> **Data listing**:
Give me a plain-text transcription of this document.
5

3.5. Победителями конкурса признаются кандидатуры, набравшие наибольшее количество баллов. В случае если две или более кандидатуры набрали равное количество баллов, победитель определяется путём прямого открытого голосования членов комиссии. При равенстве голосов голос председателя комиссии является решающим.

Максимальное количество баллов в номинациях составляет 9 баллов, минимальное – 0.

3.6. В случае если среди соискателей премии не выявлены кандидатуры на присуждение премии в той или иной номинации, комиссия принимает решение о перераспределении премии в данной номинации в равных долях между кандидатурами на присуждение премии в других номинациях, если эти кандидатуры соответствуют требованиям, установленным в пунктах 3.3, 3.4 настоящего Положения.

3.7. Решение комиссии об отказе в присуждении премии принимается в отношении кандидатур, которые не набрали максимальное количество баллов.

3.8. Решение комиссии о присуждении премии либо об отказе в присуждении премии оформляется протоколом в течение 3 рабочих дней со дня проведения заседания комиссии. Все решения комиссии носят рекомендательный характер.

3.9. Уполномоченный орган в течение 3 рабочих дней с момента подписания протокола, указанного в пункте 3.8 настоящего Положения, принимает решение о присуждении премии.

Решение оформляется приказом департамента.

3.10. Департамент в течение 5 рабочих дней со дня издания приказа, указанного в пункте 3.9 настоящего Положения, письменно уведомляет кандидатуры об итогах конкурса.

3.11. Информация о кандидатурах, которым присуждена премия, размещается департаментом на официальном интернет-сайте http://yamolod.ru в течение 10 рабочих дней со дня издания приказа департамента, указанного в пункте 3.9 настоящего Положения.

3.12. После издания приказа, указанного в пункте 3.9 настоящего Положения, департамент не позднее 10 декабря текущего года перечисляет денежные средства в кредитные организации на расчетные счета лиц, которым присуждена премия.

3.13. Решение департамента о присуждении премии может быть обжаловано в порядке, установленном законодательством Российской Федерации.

> **Problem statement**: Counting only lines of the data above that hold "оформляется", report the total and nothing else.

> **Answer to the problem**: 2